■ DIRECTIVE: Write out the data below exactly as given, without any of its pictures.

[Saved entries]
begin
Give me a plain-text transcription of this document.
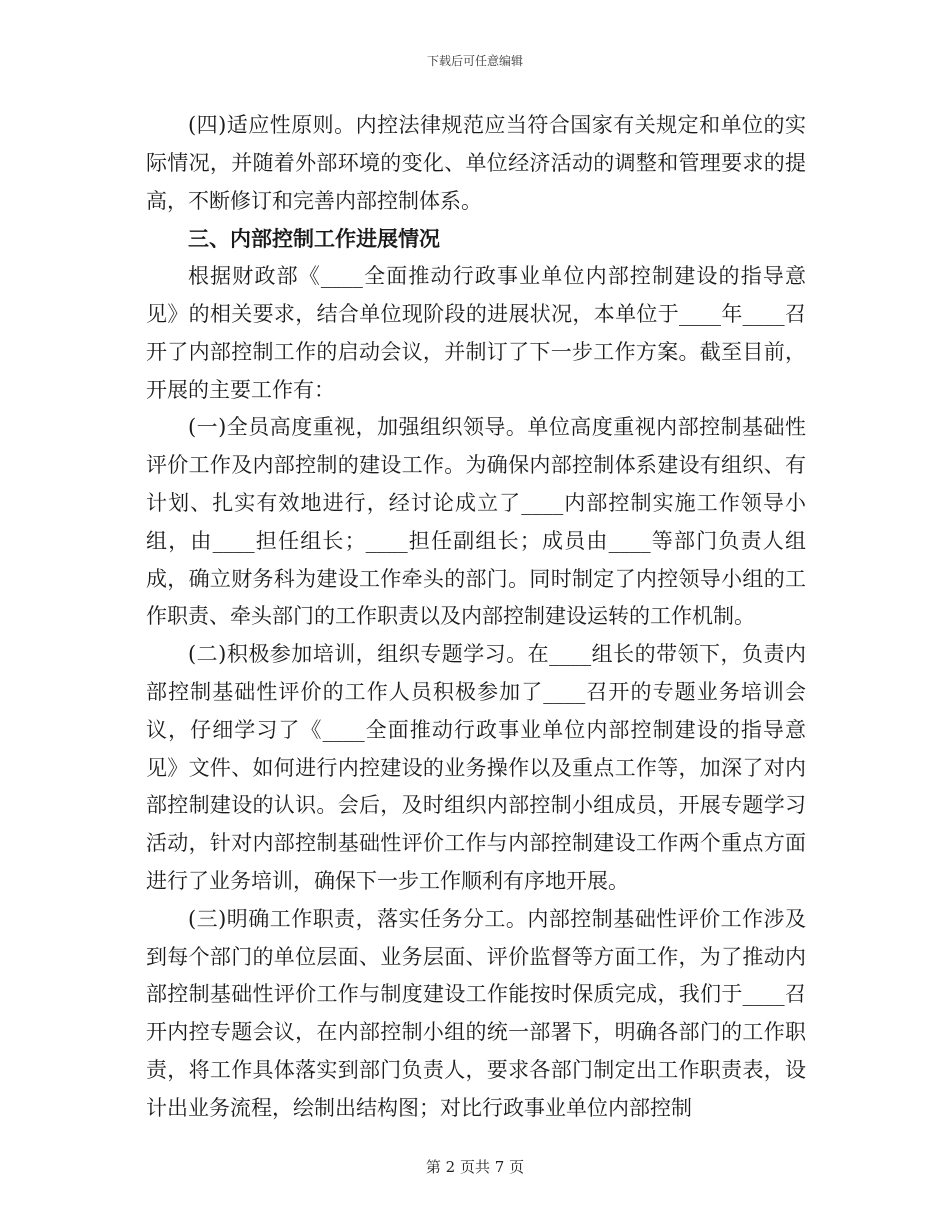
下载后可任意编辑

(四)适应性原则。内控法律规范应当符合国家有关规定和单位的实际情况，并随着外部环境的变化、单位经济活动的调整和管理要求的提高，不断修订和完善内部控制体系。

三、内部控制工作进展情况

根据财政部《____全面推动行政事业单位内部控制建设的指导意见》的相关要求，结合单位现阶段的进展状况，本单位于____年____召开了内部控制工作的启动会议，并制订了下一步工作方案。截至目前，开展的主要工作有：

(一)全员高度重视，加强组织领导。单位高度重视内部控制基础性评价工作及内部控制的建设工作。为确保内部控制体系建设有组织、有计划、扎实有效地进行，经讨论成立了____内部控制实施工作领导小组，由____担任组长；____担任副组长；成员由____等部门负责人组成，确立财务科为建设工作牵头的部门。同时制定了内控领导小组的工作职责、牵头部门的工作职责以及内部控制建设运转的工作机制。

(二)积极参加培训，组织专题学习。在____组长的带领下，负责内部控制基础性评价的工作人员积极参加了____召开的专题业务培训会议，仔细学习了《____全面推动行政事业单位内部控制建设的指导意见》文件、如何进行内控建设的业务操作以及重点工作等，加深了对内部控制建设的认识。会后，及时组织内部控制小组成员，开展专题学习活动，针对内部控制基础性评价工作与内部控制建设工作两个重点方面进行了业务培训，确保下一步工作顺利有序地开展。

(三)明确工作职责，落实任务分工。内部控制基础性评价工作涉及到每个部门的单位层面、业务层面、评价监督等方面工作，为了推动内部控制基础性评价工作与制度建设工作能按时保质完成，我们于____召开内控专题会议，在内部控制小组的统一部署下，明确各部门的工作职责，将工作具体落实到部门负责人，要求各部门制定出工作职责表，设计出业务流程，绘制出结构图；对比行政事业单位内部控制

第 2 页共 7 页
end
■ SOLUTION:
Give me a plain-text transcription of this document.
下载后可任意编辑

(四)适应性原则。内控法律规范应当符合国家有关规定和单位的实际情况，并随着外部环境的变化、单位经济活动的调整和管理要求的提高，不断修订和完善内部控制体系。

三、内部控制工作进展情况

根据财政部《____全面推动行政事业单位内部控制建设的指导意见》的相关要求，结合单位现阶段的进展状况，本单位于____年____召开了内部控制工作的启动会议，并制订了下一步工作方案。截至目前，开展的主要工作有：

(一)全员高度重视，加强组织领导。单位高度重视内部控制基础性评价工作及内部控制的建设工作。为确保内部控制体系建设有组织、有计划、扎实有效地进行，经讨论成立了____内部控制实施工作领导小组，由____担任组长；____担任副组长；成员由____等部门负责人组成，确立财务科为建设工作牵头的部门。同时制定了内控领导小组的工作职责、牵头部门的工作职责以及内部控制建设运转的工作机制。

(二)积极参加培训，组织专题学习。在____组长的带领下，负责内部控制基础性评价的工作人员积极参加了____召开的专题业务培训会议，仔细学习了《____全面推动行政事业单位内部控制建设的指导意见》文件、如何进行内控建设的业务操作以及重点工作等，加深了对内部控制建设的认识。会后，及时组织内部控制小组成员，开展专题学习活动，针对内部控制基础性评价工作与内部控制建设工作两个重点方面进行了业务培训，确保下一步工作顺利有序地开展。

(三)明确工作职责，落实任务分工。内部控制基础性评价工作涉及到每个部门的单位层面、业务层面、评价监督等方面工作，为了推动内部控制基础性评价工作与制度建设工作能按时保质完成，我们于____召开内控专题会议，在内部控制小组的统一部署下，明确各部门的工作职责，将工作具体落实到部门负责人，要求各部门制定出工作职责表，设计出业务流程，绘制出结构图；对比行政事业单位内部控制

第 2 页共 7 页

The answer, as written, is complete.